→ **What the exercise asks**
Can you output the material exactly as written, minus any pictures it holds?

[Records from a data source]
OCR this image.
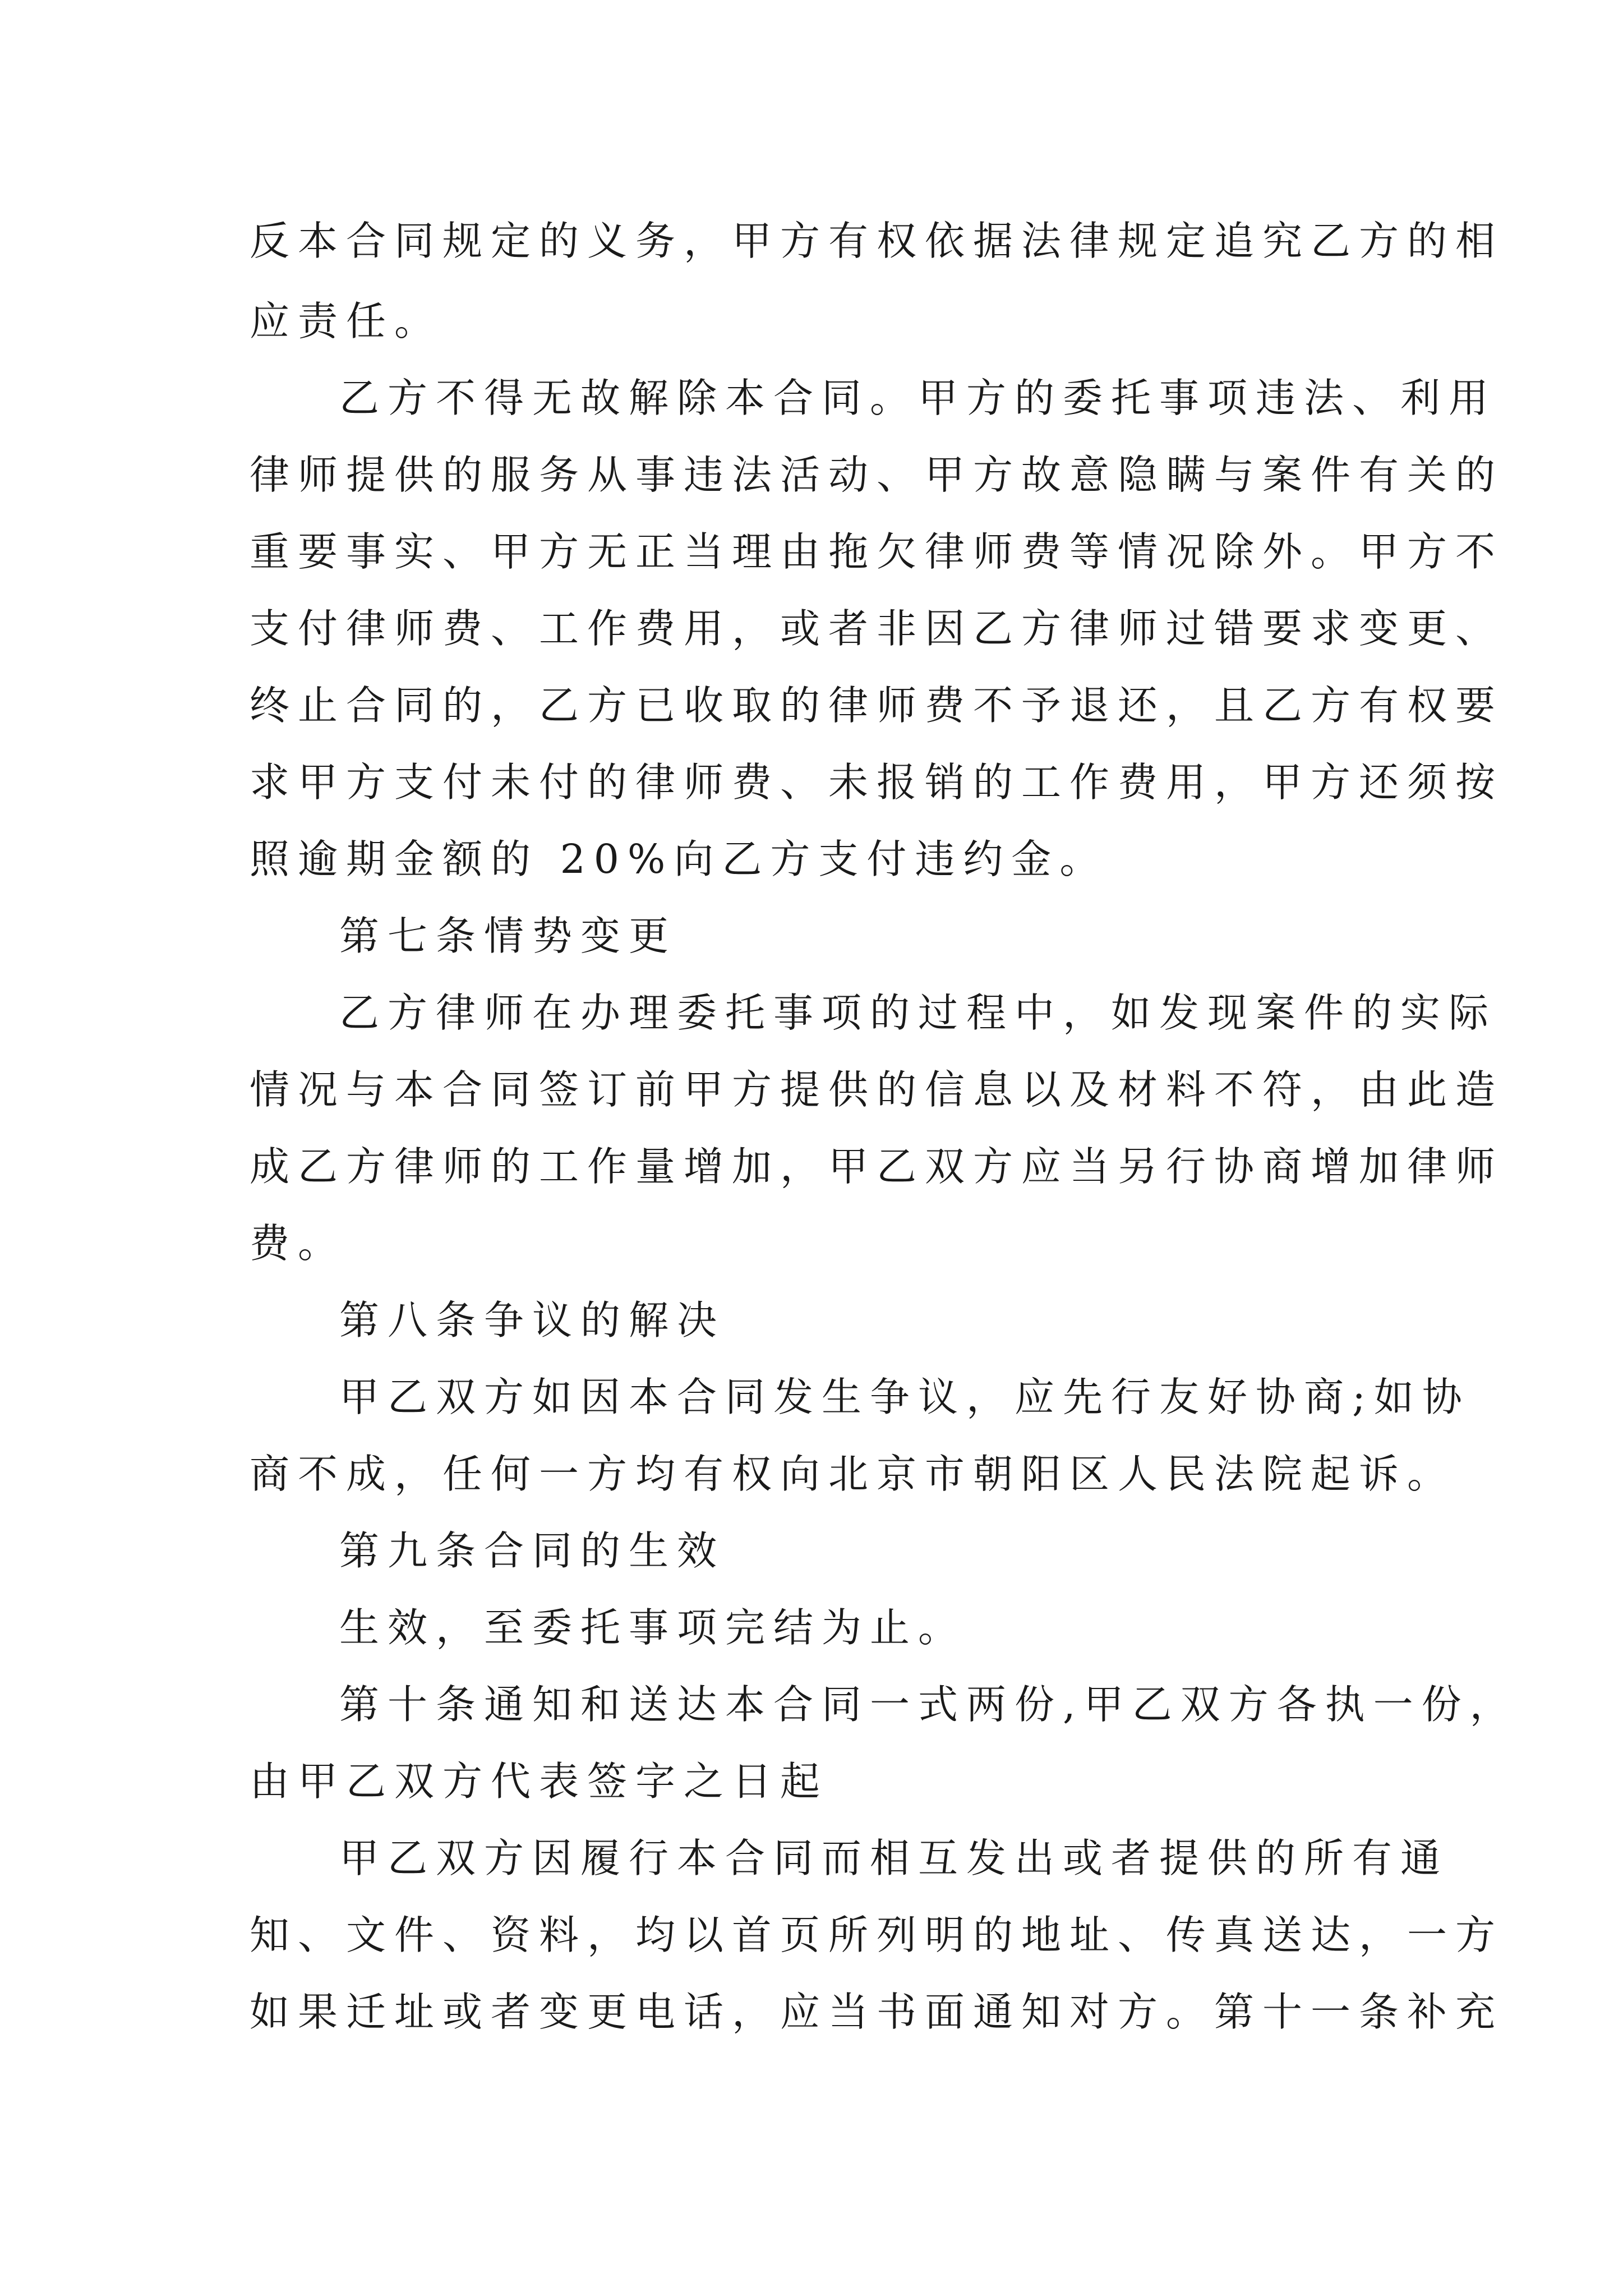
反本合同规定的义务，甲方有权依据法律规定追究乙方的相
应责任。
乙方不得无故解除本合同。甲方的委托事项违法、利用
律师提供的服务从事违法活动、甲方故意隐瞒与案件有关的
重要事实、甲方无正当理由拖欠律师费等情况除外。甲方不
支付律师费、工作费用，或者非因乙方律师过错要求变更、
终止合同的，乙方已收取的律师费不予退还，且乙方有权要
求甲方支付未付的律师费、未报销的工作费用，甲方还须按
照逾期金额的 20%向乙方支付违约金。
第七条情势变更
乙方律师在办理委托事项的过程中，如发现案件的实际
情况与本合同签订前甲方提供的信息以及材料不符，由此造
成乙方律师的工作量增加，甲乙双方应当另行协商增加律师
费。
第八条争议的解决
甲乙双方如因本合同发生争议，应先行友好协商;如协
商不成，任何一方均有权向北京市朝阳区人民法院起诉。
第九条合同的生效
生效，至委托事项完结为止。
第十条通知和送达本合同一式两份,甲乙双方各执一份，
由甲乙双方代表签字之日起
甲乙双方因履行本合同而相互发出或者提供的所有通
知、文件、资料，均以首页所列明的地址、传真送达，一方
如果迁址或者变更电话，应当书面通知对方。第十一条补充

→ **Solution**
OCR this image.
反本合同规定的义务，甲方有权依据法律规定追究乙方的相
应责任。
乙方不得无故解除本合同。甲方的委托事项违法、利用
律师提供的服务从事违法活动、甲方故意隐瞒与案件有关的
重要事实、甲方无正当理由拖欠律师费等情况除外。甲方不
支付律师费、工作费用，或者非因乙方律师过错要求变更、
终止合同的，乙方已收取的律师费不予退还，且乙方有权要
求甲方支付未付的律师费、未报销的工作费用，甲方还须按
照逾期金额的 20%向乙方支付违约金。
第七条情势变更
乙方律师在办理委托事项的过程中，如发现案件的实际
情况与本合同签订前甲方提供的信息以及材料不符，由此造
成乙方律师的工作量增加，甲乙双方应当另行协商增加律师
费。
第八条争议的解决
甲乙双方如因本合同发生争议，应先行友好协商;如协
商不成，任何一方均有权向北京市朝阳区人民法院起诉。
第九条合同的生效
生效，至委托事项完结为止。
第十条通知和送达本合同一式两份,甲乙双方各执一份，
由甲乙双方代表签字之日起
甲乙双方因履行本合同而相互发出或者提供的所有通
知、文件、资料，均以首页所列明的地址、传真送达，一方
如果迁址或者变更电话，应当书面通知对方。第十一条补充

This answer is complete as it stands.